Write out the data below exactly as given, without any of its pictures.

+ + + + + + +

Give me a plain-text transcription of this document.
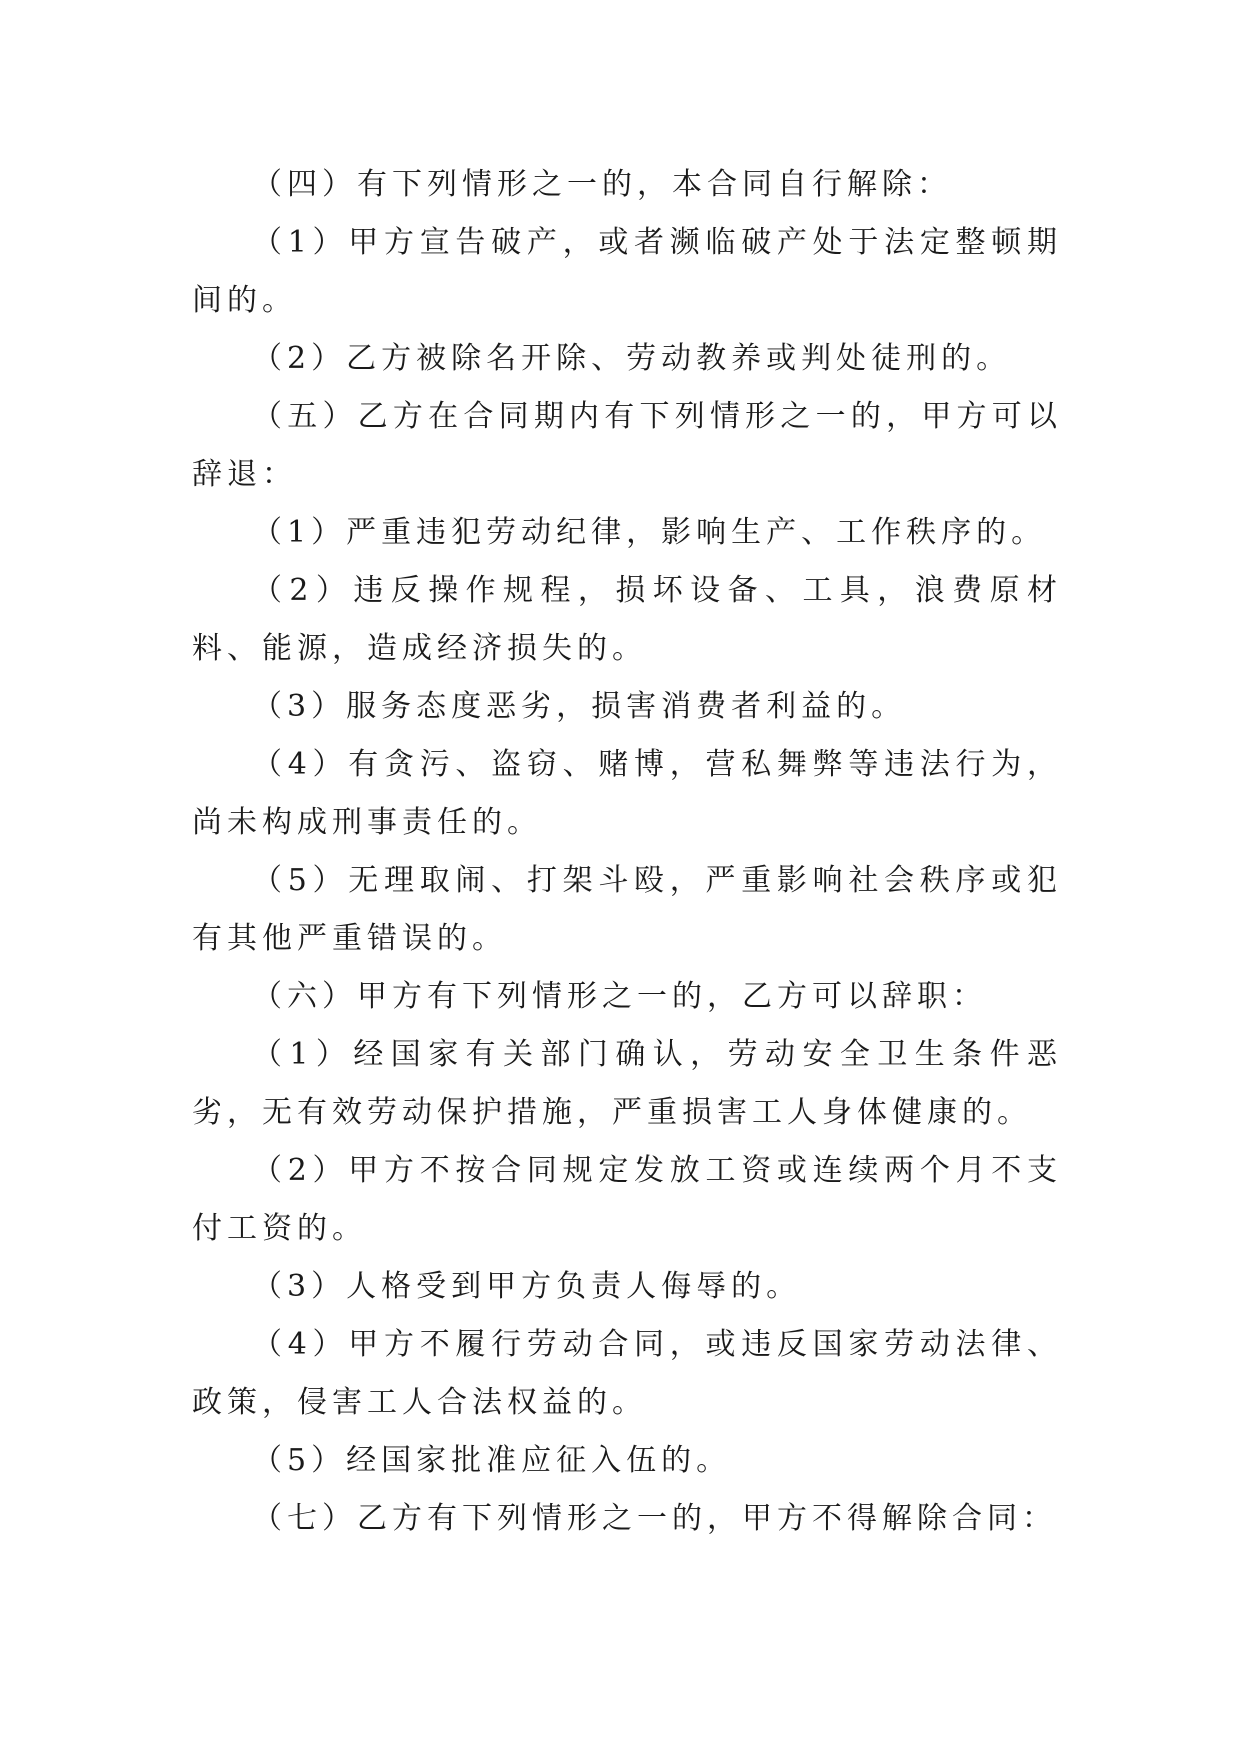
（四）有下列情形之一的，本合同自行解除：

（1）甲方宣告破产，或者濒临破产处于法定整顿期间的。

（2）乙方被除名开除、劳动教养或判处徒刑的。

（五）乙方在合同期内有下列情形之一的，甲方可以辞退：

（1）严重违犯劳动纪律，影响生产、工作秩序的。

（2）违反操作规程，损坏设备、工具，浪费原材料、能源，造成经济损失的。

（3）服务态度恶劣，损害消费者利益的。

（4）有贪污、盗窃、赌博，营私舞弊等违法行为，尚未构成刑事责任的。

（5）无理取闹、打架斗殴，严重影响社会秩序或犯有其他严重错误的。

（六）甲方有下列情形之一的，乙方可以辞职：

（1）经国家有关部门确认，劳动安全卫生条件恶劣，无有效劳动保护措施，严重损害工人身体健康的。

（2）甲方不按合同规定发放工资或连续两个月不支付工资的。

（3）人格受到甲方负责人侮辱的。

（4）甲方不履行劳动合同，或违反国家劳动法律、政策，侵害工人合法权益的。

（5）经国家批准应征入伍的。

（七）乙方有下列情形之一的，甲方不得解除合同：
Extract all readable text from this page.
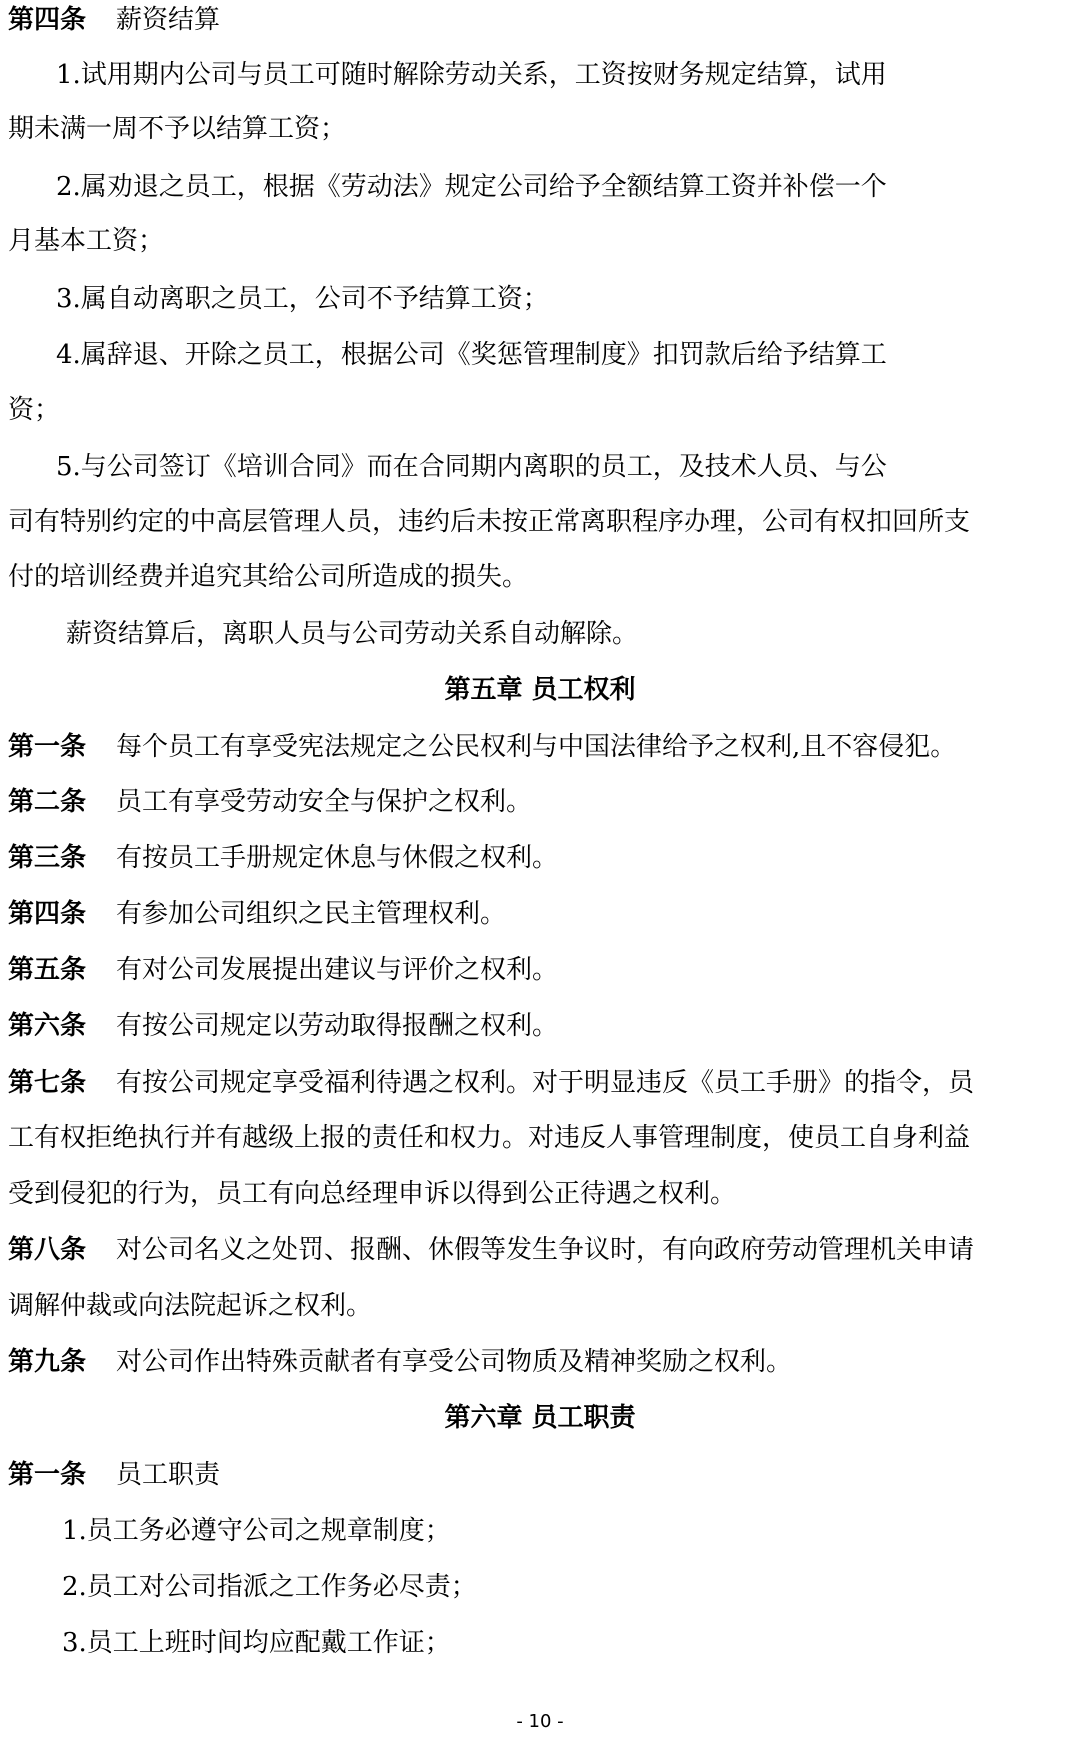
第四条 薪资结算
1.试用期内公司与员工可随时解除劳动关系，工资按财务规定结算，试用
期未满一周不予以结算工资；
2.属劝退之员工，根据《劳动法》规定公司给予全额结算工资并补偿一个
月基本工资；
3.属自动离职之员工，公司不予结算工资；
4.属辞退、开除之员工，根据公司《奖惩管理制度》扣罚款后给予结算工
资；
5.与公司签订《培训合同》而在合同期内离职的员工，及技术人员、与公
司有特别约定的中高层管理人员，违约后未按正常离职程序办理，公司有权扣回所支
付的培训经费并追究其给公司所造成的损失。
薪资结算后，离职人员与公司劳动关系自动解除。
第五章 员工权利
第一条 每个员工有享受宪法规定之公民权利与中国法律给予之权利,且不容侵犯。
第二条 员工有享受劳动安全与保护之权利。
第三条 有按员工手册规定休息与休假之权利。
第四条 有参加公司组织之民主管理权利。
第五条 有对公司发展提出建议与评价之权利。
第六条 有按公司规定以劳动取得报酬之权利。
第七条 有按公司规定享受福利待遇之权利。对于明显违反《员工手册》的指令，员
工有权拒绝执行并有越级上报的责任和权力。对违反人事管理制度，使员工自身利益
受到侵犯的行为，员工有向总经理申诉以得到公正待遇之权利。
第八条 对公司名义之处罚、报酬、休假等发生争议时，有向政府劳动管理机关申请
调解仲裁或向法院起诉之权利。
第九条 对公司作出特殊贡献者有享受公司物质及精神奖励之权利。
第六章 员工职责
第一条 员工职责
1.员工务必遵守公司之规章制度；
2.员工对公司指派之工作务必尽责；
3.员工上班时间均应配戴工作证；
- 10 -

+ + + + + + +

▶ [Correct output]:
Give me a plain-text transcription of this document.
（四）有下列情形之一的，本合同自行解除：

（1）甲方宣告破产，或者濒临破产处于法定整顿期间的。

（2）乙方被除名开除、劳动教养或判处徒刑的。

（五）乙方在合同期内有下列情形之一的，甲方可以辞退：

（1）严重违犯劳动纪律，影响生产、工作秩序的。

（2）违反操作规程，损坏设备、工具，浪费原材料、能源，造成经济损失的。

（3）服务态度恶劣，损害消费者利益的。

（4）有贪污、盗窃、赌博，营私舞弊等违法行为，尚未构成刑事责任的。

（5）无理取闹、打架斗殴，严重影响社会秩序或犯有其他严重错误的。

（六）甲方有下列情形之一的，乙方可以辞职：

（1）经国家有关部门确认，劳动安全卫生条件恶劣，无有效劳动保护措施，严重损害工人身体健康的。

（2）甲方不按合同规定发放工资或连续两个月不支付工资的。

（3）人格受到甲方负责人侮辱的。

（4）甲方不履行劳动合同，或违反国家劳动法律、政策，侵害工人合法权益的。

（5）经国家批准应征入伍的。

（七）乙方有下列情形之一的，甲方不得解除合同：
Extract all readable text from this page.
第四条 薪资结算
1.试用期内公司与员工可随时解除劳动关系，工资按财务规定结算，试用
期未满一周不予以结算工资；
2.属劝退之员工，根据《劳动法》规定公司给予全额结算工资并补偿一个
月基本工资；
3.属自动离职之员工，公司不予结算工资；
4.属辞退、开除之员工，根据公司《奖惩管理制度》扣罚款后给予结算工
资；
5.与公司签订《培训合同》而在合同期内离职的员工，及技术人员、与公
司有特别约定的中高层管理人员，违约后未按正常离职程序办理，公司有权扣回所支
付的培训经费并追究其给公司所造成的损失。
薪资结算后，离职人员与公司劳动关系自动解除。
第五章 员工权利
第一条 每个员工有享受宪法规定之公民权利与中国法律给予之权利,且不容侵犯。
第二条 员工有享受劳动安全与保护之权利。
第三条 有按员工手册规定休息与休假之权利。
第四条 有参加公司组织之民主管理权利。
第五条 有对公司发展提出建议与评价之权利。
第六条 有按公司规定以劳动取得报酬之权利。
第七条 有按公司规定享受福利待遇之权利。对于明显违反《员工手册》的指令，员
工有权拒绝执行并有越级上报的责任和权力。对违反人事管理制度，使员工自身利益
受到侵犯的行为，员工有向总经理申诉以得到公正待遇之权利。
第八条 对公司名义之处罚、报酬、休假等发生争议时，有向政府劳动管理机关申请
调解仲裁或向法院起诉之权利。
第九条 对公司作出特殊贡献者有享受公司物质及精神奖励之权利。
第六章 员工职责
第一条 员工职责
1.员工务必遵守公司之规章制度；
2.员工对公司指派之工作务必尽责；
3.员工上班时间均应配戴工作证；
- 10 -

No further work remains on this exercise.